(読む文章):
===
北海道大学(北大)は6月29日、アレルギー性疾患の抑制に重要な役割を持つグルココルチコイド受容体(GR)の細胞内部での二量体形成などの分子動態を明らかにしたと発表した。

同成果は、北海道大学大学院先端生命科学研究院 細胞機能科学分野 Manisha Tiwari博士、大浅翔博士研究員、金城政孝教授らの研究グループによるもので、6月28日付けの英国科学誌「Scientific Reports」に掲載された。

GRは、リガンドと結合することで細胞内部の局在を細胞質から核内へと変える。核内では、二量体を形成したGRがゲノムDNAと直接結合することによって、アレルギー性疾患の抑制に関わる遺伝子の発現を制御すると考えられている。

しかしながら、GRとリガンドが結合してから遺伝子の発現制御までのあいだの細胞内部における過程は不明であった。特にゲノムDNAと結合し、遺伝子の発現制御に関与するとされているGRの二量体の細胞内部での形成についてはあまり研究が行われていなかった。

今回、同研究グループは、緑色蛍光タンパク質(GFP)と赤色蛍光タンパク質(RFP)をそれぞれ融合したGR(GFP-GR、RFP-GR)をヒト骨肉腫細胞(U2OS)に発現させ、蛍光相互相関分光法を用いて、細胞内部でのGRの二量体形成と、GRが相互作用するパートナータンパク質との複合体形成の両方を測定した。

さらに、独自に開発したシリコンチップと組み合わせたin vitroの単一細胞測定システムを新規に構築し、溶液の状態でGR二量体形成の単一細胞測定を行い、細胞内部と溶液内でのGRの二量体形成を比較した。

この結果、GR二量体の結合解離定数を細胞内で決定することに成功した。また、GRのDNAとの結合を欠損させた変異体や二量体形成を欠損させた変異体と結合解離定数を比較することにより、GRがゲノムDNA上でなくても二量体を形成することが明らかになった。さらに、細胞内部での細胞質から核への移行を欠損させた変異体の実験から、細胞質内においてもGRは二量体を形成することがわかった。

さらに、in vitroの単一細胞測定システムの実験においては、GRの結合解離定数が細胞内部での結合解離定数と比較して1/10程度に減少した。これは、細胞内部においてGRが二量体を形成しにくくなっていることを示唆するものであり、細胞内部の環境がGRの二量体形成を抑制する方向に働くことも明らかになった。

同研究グループは今回の成果について、細胞内のグルココルチコイド受容体を標的に、アレルギー性疾患の薬剤探索への応用が期待されると説明している。
===
(行の一覧):
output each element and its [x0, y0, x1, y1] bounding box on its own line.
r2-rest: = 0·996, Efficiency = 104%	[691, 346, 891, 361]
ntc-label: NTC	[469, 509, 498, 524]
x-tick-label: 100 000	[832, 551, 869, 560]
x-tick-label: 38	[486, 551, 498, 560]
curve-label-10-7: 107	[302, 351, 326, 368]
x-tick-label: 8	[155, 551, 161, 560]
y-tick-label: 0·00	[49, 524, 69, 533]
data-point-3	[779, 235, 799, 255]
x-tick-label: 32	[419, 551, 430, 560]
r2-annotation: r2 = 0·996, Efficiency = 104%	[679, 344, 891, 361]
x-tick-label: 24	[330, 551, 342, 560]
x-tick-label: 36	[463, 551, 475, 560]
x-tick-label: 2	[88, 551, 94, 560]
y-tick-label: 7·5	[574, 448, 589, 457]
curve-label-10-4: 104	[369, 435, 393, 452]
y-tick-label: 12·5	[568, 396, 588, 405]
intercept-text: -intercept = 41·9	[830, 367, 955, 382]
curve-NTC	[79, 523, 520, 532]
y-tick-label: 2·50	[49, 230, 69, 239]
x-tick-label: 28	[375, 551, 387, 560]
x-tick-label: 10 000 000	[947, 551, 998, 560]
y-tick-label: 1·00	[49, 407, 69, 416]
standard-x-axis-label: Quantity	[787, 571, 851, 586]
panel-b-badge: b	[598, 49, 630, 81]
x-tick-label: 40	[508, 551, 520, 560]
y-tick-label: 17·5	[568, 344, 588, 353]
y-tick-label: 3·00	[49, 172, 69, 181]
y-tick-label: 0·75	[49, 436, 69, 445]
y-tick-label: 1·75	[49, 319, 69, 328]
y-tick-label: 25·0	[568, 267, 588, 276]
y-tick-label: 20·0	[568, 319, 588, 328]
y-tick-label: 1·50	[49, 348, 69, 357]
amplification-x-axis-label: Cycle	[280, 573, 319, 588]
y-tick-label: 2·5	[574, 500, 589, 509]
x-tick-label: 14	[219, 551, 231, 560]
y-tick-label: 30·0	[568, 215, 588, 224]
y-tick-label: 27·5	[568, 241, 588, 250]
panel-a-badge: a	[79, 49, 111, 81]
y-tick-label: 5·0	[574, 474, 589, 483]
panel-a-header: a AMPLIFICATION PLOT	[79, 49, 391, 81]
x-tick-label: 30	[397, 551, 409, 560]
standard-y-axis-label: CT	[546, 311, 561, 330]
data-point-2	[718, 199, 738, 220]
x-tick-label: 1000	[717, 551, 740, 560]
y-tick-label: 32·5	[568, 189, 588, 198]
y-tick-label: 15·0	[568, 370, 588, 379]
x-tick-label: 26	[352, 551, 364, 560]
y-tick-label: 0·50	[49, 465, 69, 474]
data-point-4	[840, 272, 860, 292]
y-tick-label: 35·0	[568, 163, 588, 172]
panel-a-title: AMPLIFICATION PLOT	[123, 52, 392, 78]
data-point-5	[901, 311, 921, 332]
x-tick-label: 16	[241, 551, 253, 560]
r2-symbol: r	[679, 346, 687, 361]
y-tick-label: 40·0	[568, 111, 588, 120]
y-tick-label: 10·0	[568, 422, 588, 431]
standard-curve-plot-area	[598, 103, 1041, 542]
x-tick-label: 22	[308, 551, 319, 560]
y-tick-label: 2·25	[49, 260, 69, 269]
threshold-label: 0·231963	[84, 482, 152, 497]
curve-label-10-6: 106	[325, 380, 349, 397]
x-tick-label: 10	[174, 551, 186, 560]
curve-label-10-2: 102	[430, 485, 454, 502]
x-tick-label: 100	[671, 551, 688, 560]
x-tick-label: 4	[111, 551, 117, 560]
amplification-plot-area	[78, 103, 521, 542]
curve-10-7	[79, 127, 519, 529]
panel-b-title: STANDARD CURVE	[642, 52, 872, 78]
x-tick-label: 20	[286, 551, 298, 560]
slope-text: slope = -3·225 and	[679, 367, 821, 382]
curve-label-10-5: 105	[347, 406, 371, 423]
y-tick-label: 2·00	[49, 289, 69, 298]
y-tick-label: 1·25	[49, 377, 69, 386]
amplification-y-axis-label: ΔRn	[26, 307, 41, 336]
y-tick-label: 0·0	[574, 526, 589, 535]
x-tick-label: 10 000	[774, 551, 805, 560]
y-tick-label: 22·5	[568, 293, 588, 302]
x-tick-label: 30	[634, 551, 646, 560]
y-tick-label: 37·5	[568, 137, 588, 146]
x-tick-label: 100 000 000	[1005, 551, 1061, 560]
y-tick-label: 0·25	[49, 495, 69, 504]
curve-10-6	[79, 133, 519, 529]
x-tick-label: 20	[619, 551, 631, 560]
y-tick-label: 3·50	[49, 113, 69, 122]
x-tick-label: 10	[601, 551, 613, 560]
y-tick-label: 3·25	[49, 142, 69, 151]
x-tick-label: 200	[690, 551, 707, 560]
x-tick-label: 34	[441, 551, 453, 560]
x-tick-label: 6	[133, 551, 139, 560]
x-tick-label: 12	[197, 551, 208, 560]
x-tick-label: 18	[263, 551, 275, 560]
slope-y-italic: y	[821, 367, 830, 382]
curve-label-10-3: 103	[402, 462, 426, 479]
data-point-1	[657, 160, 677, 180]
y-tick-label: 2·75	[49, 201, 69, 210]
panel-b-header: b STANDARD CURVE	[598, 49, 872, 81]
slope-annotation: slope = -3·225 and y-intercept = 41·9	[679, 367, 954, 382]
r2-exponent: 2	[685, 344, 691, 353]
===
(作業項目 A):
次の記述(i)〜(iii)が、グルココルチコイド受容体に関する文章の内容と合っているかを、それぞれ「はい」か「いいえ」で答えてください。判断の決め手となる文章中の語句も、そのまま引用して添えてください。
(i) この成果は、6月28日付けの英国科学誌「Scientific Reports」に掲載された。
(ii) GRは、核内に移行しなければ二量体を形成しない。
(iii) 研究グループは、GFP-GRとRFP-GRをヒト骨肉腫細胞に発現させた。
(作業項目 B): グルココルチコイド受容体に関する文章のうち、「さらに、in vitroの単」から「に働くことも明らかになった。」までをすべて、一字も変えずに書き写してください。

(回答欄 A):
(i) はい。「6月28日付けの英国科学誌「Scientific Reports」に掲載された」
(ii) いいえ。「細胞質内においてもGRは二量体を形成することがわかった」
(iii) はい。「GR(GFP-GR、RFP-GR)をヒト骨肉腫細胞(U2OS)に発現させ」

(回答欄 B):
さらに、in vitroの単一細胞測定システムの実験においては、GRの結合解離定数が細胞内部での結合解離定数と比較して1/10程度に減少した。これは、細胞内部においてGRが二量体を形成しにくくなっていることを示唆するものであり、細胞内部の環境がGRの二量体形成を抑制する方向に働くことも明らかになった。